Exercise aim — Copy, from the entries below, each line in which the string "JSON" appears.

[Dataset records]
####
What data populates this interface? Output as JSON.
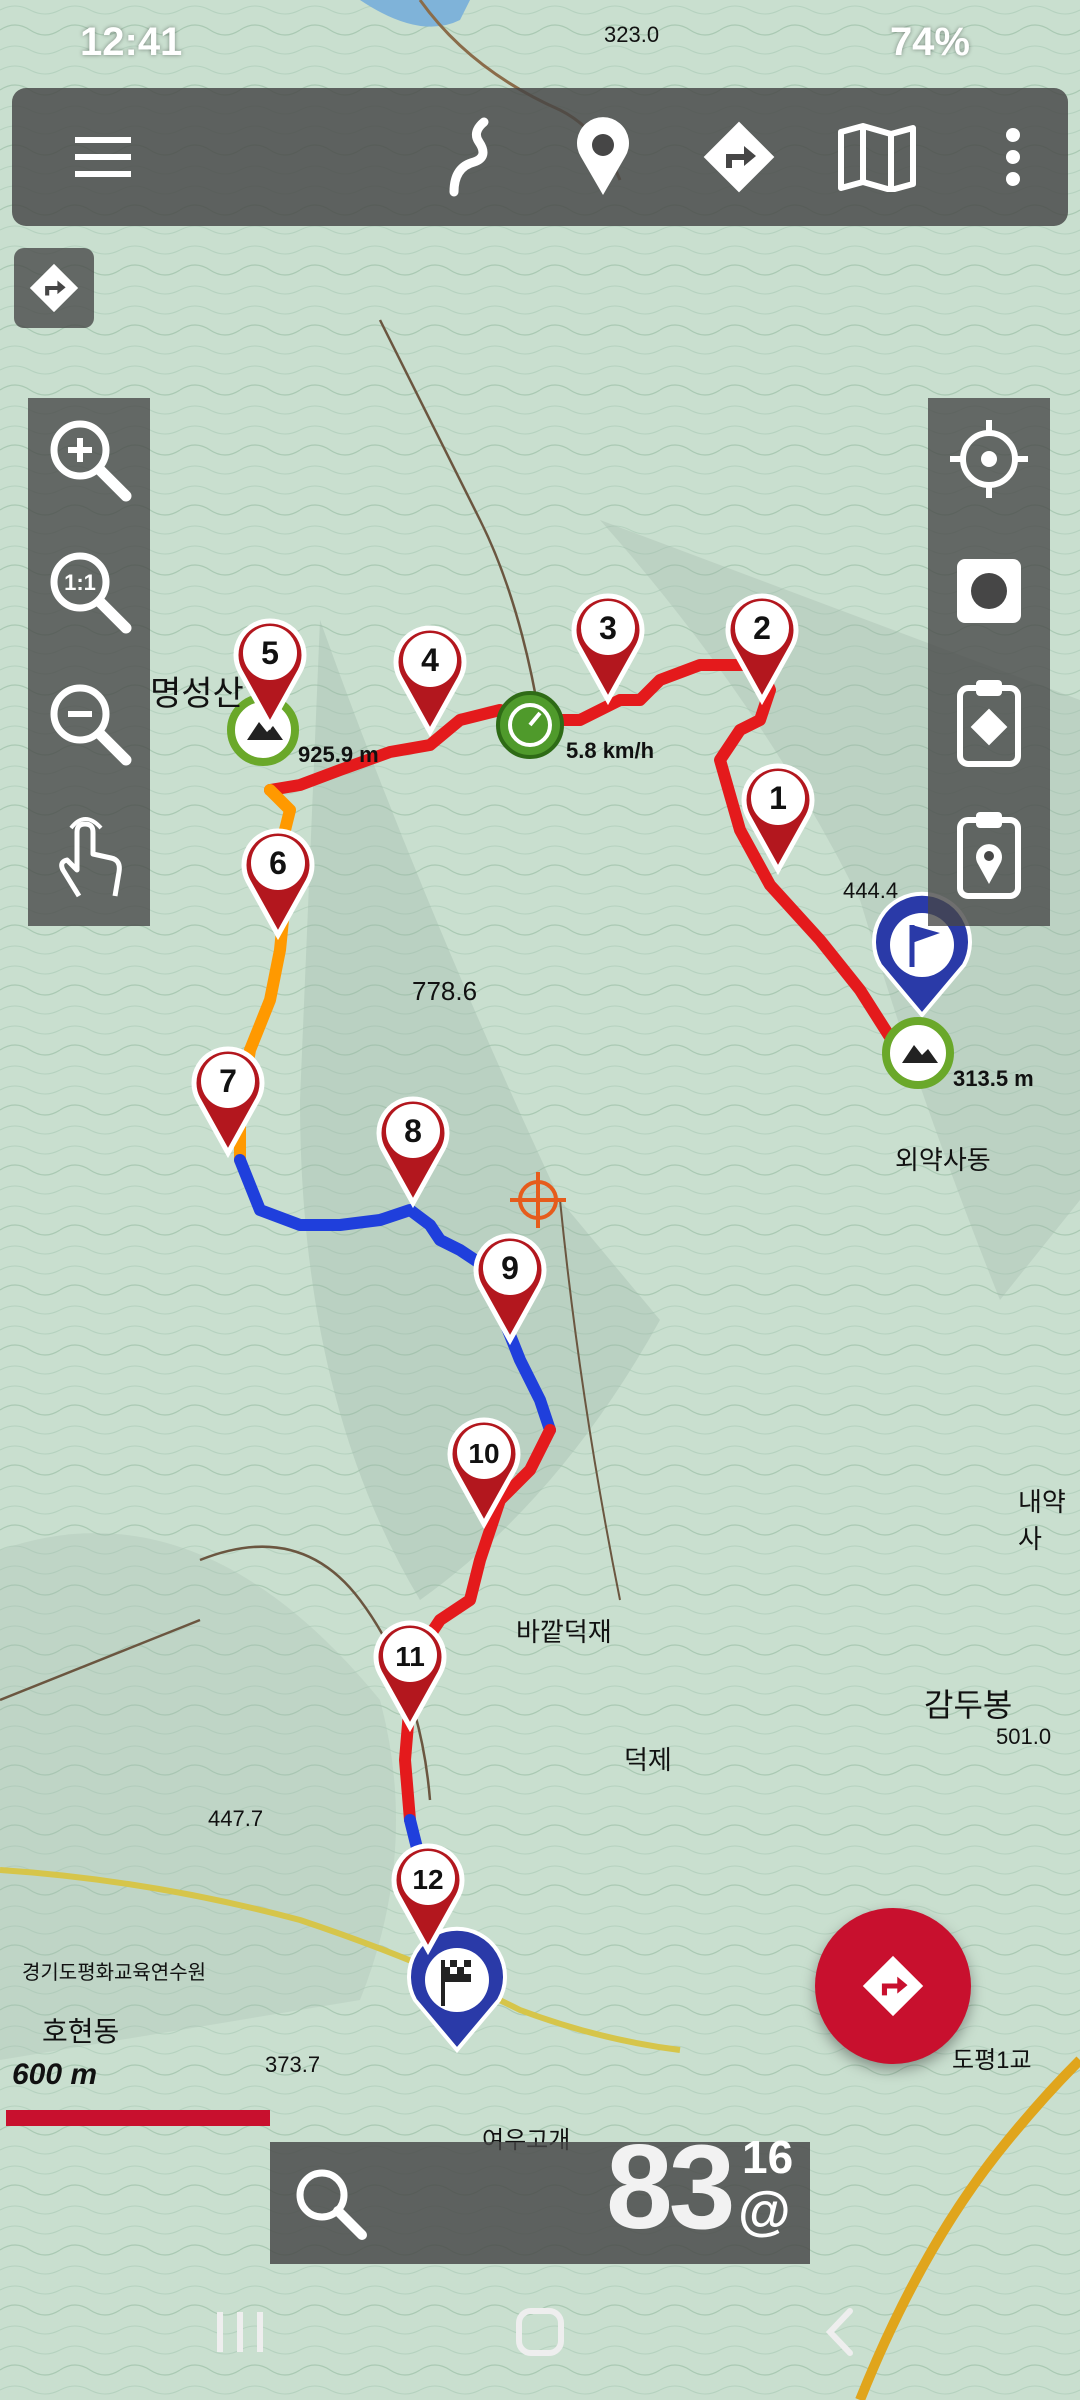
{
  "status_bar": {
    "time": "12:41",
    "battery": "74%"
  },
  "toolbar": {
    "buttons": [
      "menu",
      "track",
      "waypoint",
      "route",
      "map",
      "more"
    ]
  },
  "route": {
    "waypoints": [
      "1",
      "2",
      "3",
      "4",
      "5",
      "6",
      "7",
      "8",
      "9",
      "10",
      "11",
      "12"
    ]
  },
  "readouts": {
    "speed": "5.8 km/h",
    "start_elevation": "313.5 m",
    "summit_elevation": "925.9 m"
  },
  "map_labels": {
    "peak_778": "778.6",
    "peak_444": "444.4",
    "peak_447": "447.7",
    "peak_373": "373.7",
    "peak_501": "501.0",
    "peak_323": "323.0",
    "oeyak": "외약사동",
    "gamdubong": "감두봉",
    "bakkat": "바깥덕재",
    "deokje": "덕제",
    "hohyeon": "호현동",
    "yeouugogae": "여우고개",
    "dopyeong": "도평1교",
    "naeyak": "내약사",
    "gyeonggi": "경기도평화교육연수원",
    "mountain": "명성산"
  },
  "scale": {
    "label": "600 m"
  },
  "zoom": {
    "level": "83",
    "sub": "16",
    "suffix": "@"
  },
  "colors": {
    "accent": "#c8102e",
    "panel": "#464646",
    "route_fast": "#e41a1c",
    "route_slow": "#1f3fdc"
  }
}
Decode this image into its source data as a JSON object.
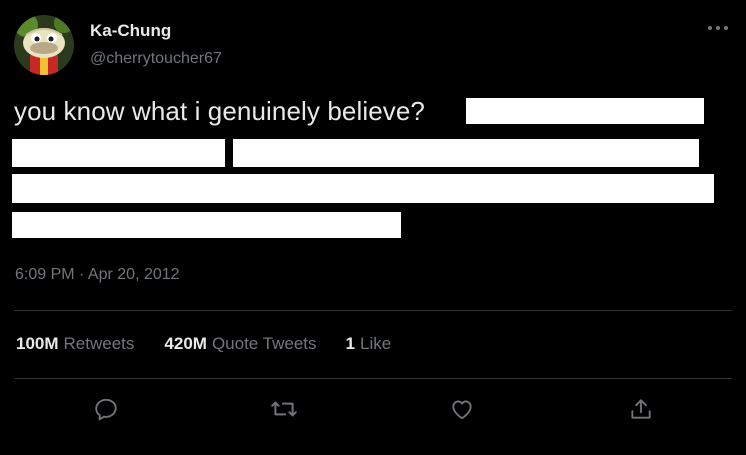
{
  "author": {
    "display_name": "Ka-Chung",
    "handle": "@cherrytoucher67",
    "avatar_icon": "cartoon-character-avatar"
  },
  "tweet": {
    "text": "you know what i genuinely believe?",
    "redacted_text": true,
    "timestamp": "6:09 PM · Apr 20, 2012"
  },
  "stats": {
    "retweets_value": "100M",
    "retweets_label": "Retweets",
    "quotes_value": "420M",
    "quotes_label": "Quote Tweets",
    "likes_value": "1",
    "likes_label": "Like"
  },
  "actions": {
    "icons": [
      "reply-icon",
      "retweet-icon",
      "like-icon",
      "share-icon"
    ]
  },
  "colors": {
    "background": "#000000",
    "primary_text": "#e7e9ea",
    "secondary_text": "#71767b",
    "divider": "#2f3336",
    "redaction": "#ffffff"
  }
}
####
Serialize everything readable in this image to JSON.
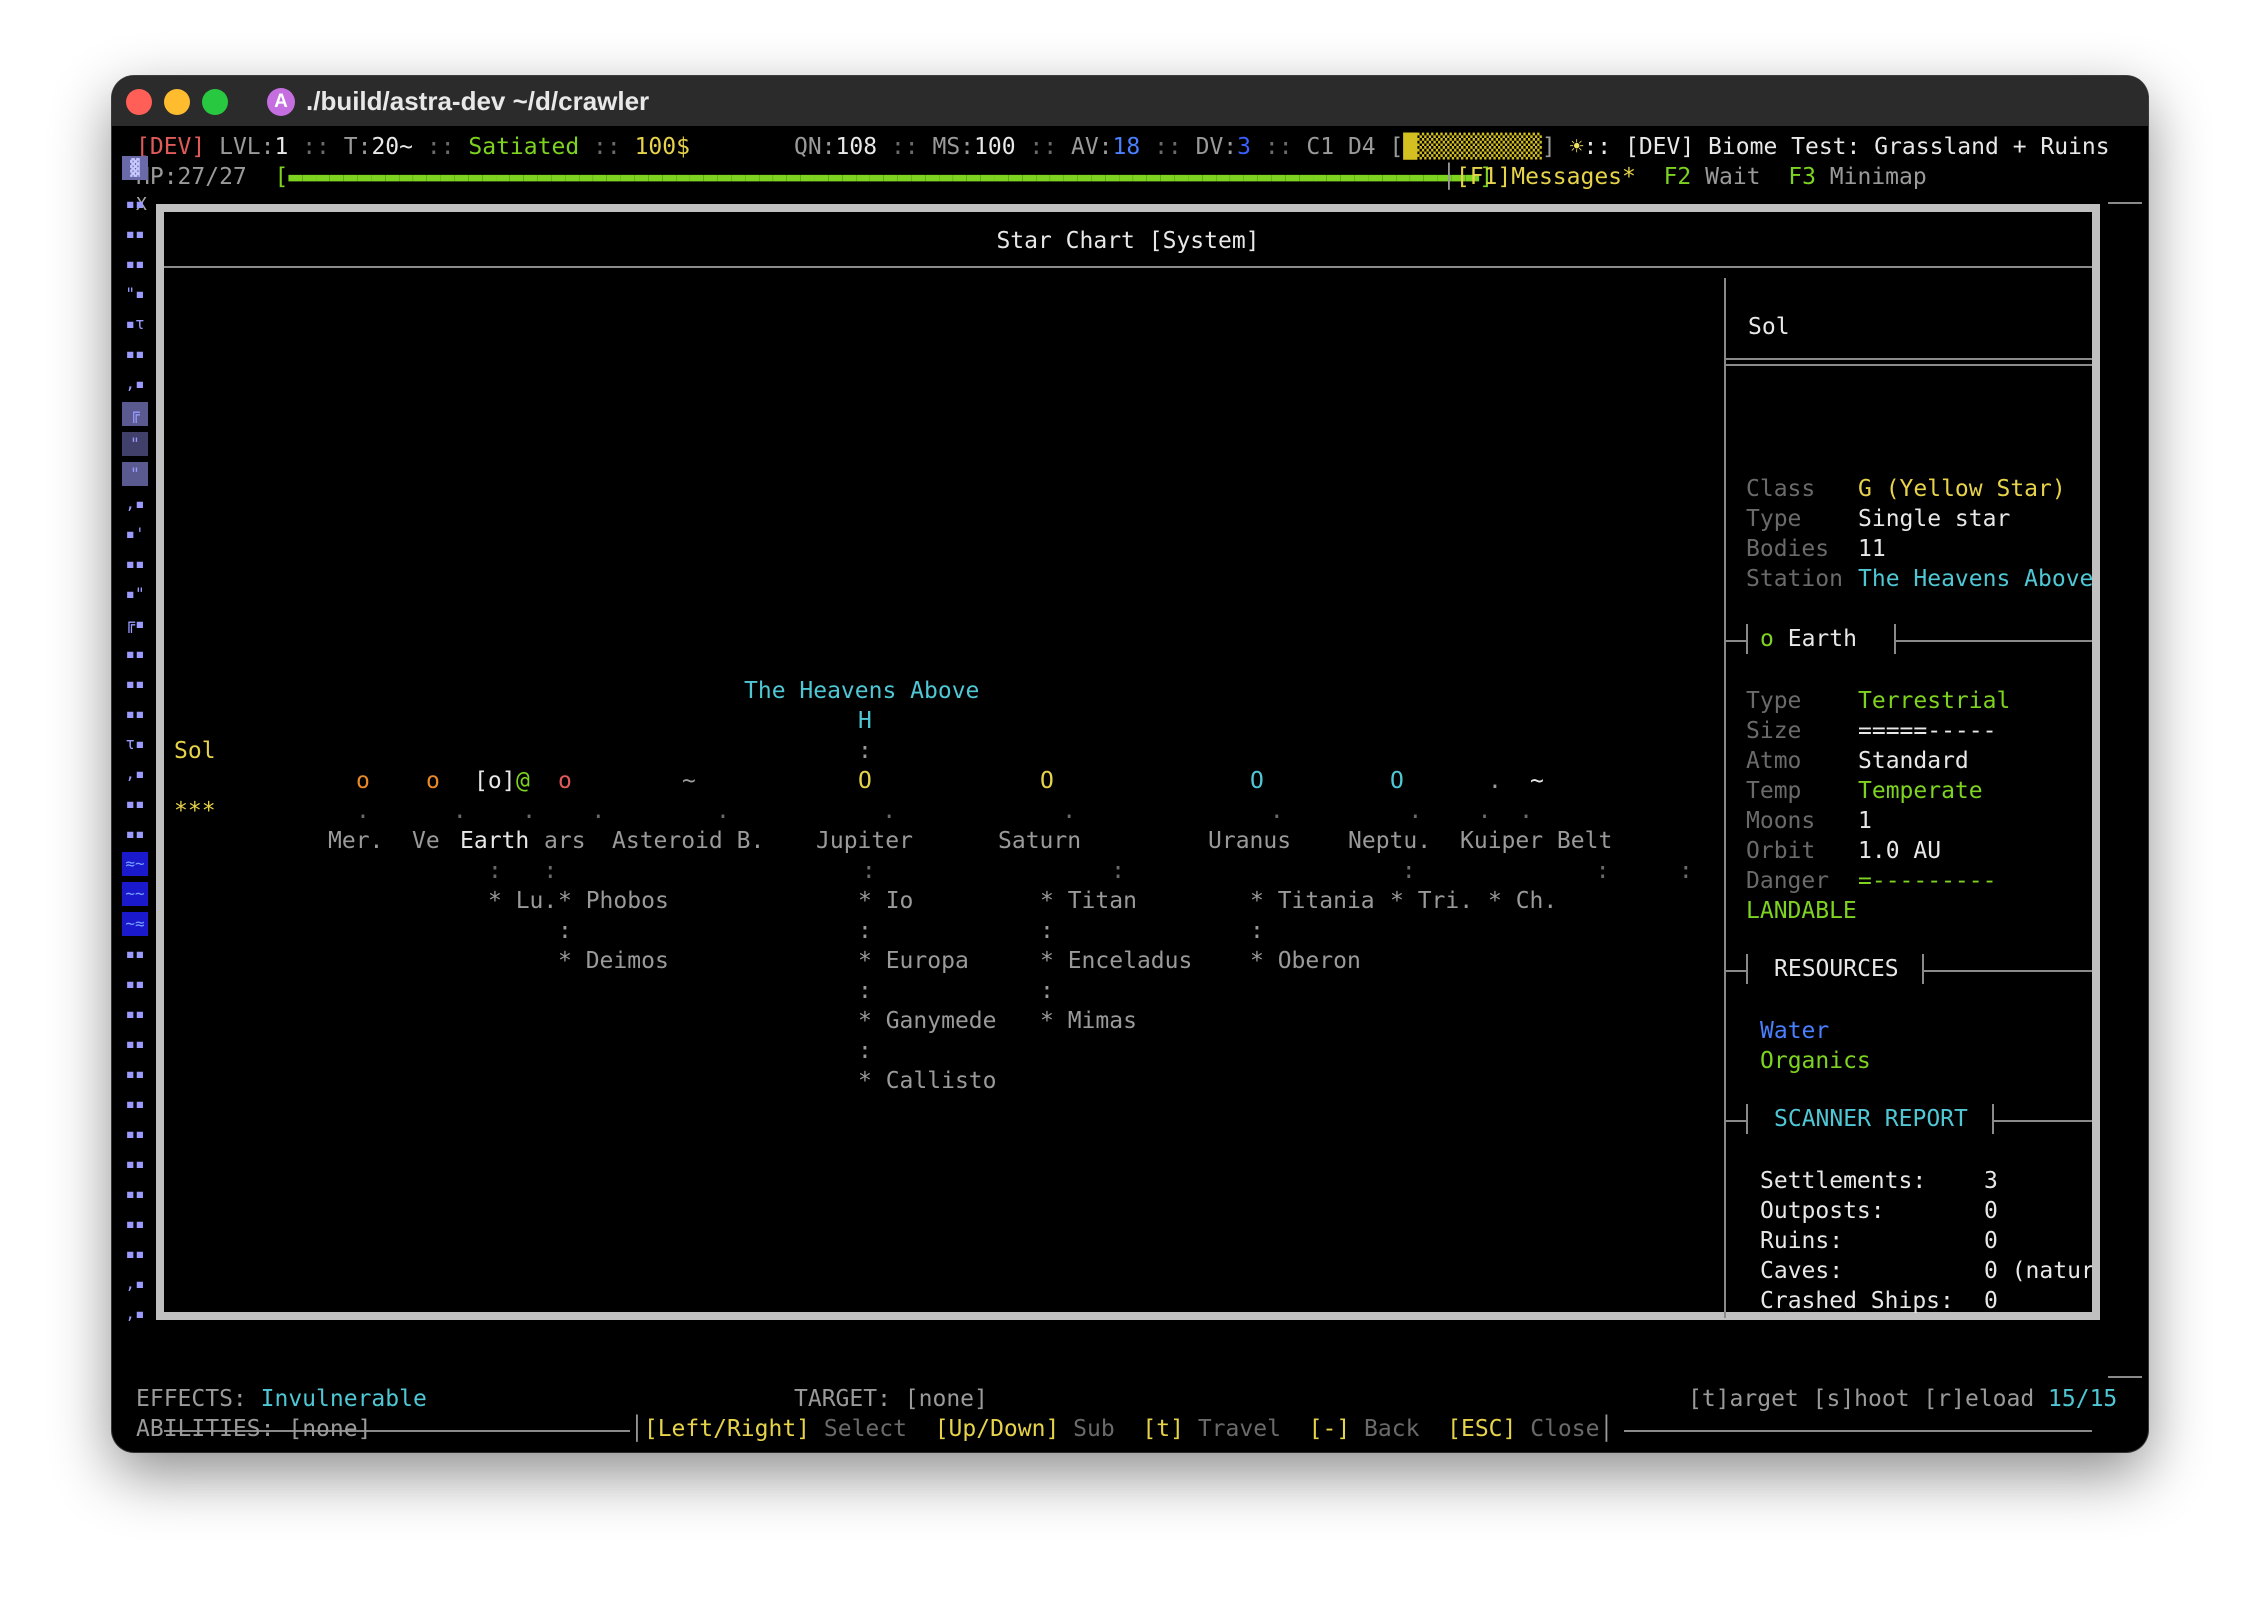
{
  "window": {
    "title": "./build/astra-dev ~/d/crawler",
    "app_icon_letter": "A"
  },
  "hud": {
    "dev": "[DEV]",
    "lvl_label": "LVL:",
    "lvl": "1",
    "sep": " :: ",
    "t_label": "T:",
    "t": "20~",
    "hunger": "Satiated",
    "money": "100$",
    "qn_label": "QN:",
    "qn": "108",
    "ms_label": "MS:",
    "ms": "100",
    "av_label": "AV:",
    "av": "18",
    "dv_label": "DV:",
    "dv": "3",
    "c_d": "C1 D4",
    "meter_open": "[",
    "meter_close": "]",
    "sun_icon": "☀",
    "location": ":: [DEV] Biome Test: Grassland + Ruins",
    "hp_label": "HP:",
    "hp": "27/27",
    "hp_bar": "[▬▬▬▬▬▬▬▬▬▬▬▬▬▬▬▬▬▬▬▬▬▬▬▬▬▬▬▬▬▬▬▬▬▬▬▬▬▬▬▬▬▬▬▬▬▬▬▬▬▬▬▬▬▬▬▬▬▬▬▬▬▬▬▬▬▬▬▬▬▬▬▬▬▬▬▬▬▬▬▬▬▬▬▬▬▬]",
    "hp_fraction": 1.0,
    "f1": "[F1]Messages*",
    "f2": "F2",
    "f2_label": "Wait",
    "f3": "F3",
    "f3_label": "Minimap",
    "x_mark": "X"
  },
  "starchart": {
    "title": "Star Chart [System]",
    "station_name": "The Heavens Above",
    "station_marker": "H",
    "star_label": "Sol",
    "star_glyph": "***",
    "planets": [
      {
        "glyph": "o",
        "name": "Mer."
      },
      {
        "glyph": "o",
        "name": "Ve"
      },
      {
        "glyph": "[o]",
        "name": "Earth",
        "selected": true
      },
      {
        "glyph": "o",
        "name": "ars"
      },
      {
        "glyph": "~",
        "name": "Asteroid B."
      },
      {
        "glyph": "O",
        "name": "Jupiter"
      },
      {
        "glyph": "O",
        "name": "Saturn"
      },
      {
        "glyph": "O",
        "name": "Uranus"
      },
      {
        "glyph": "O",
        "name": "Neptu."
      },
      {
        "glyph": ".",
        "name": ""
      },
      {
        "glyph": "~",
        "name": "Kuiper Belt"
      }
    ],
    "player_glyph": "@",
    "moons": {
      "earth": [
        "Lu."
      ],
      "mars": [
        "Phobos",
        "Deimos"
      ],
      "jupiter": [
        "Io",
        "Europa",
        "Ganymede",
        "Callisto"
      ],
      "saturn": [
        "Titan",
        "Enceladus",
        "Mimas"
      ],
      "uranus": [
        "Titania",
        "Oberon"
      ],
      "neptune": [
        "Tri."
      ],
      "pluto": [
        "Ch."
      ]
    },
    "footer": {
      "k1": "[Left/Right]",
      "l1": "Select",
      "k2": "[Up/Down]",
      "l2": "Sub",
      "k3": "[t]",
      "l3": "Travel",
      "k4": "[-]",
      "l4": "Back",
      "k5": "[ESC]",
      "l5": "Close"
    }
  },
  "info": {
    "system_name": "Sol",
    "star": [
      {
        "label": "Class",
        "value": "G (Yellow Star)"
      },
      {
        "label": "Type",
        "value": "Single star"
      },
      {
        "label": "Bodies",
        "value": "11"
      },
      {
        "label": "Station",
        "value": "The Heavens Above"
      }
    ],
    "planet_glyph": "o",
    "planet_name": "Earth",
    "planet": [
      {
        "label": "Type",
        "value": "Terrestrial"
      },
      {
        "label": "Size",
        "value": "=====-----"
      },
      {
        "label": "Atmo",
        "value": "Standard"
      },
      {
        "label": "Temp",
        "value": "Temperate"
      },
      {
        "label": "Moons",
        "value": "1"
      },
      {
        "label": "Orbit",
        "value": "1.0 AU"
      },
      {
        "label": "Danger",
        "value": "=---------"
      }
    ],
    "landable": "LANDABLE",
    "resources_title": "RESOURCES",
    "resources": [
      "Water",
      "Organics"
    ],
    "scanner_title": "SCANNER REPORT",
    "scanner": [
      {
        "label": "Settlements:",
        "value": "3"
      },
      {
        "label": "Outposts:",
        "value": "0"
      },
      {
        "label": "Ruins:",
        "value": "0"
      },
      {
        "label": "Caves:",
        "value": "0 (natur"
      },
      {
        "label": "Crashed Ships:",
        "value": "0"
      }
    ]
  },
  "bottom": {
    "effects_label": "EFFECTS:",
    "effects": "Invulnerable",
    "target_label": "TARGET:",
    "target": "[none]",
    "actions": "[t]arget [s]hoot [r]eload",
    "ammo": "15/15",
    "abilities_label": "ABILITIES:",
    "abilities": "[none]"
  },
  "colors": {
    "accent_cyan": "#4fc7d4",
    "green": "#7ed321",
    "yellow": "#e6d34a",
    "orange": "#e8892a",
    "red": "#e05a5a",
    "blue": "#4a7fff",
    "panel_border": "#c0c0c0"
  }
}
####
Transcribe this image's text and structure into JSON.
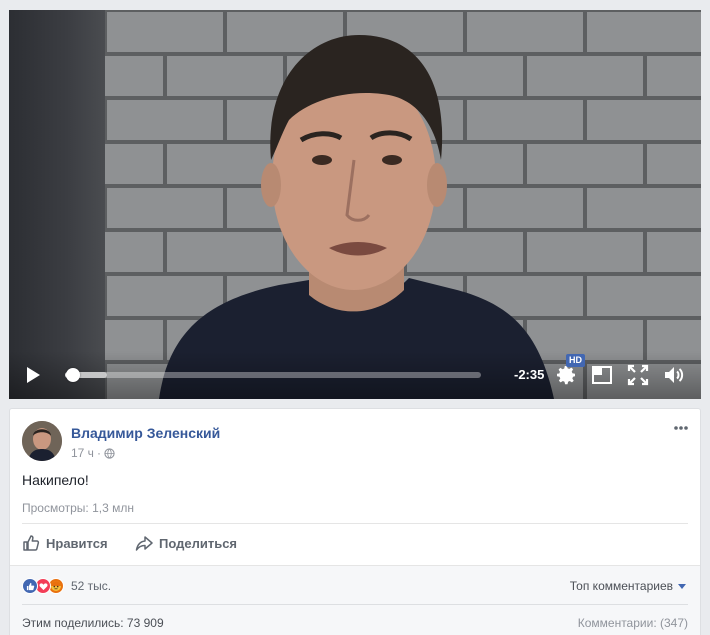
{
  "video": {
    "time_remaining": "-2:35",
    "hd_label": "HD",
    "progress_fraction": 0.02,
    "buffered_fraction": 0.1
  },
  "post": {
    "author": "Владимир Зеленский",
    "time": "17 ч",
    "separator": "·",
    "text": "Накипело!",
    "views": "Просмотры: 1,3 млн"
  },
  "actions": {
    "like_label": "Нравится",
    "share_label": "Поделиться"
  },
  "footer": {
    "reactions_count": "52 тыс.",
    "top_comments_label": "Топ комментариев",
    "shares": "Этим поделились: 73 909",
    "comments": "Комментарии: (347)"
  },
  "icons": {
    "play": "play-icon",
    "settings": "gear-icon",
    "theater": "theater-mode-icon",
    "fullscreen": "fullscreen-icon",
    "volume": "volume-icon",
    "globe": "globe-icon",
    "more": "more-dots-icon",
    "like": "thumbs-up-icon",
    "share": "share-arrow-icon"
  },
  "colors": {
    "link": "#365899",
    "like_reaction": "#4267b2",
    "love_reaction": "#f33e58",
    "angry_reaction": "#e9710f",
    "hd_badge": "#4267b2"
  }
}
####
Problem solution —
What data populates this interface? Output as JSON.
Decode this image into its source data as a JSON object.
Serialize everything readable in this image to JSON.
Transcribe this image's text and structure into JSON.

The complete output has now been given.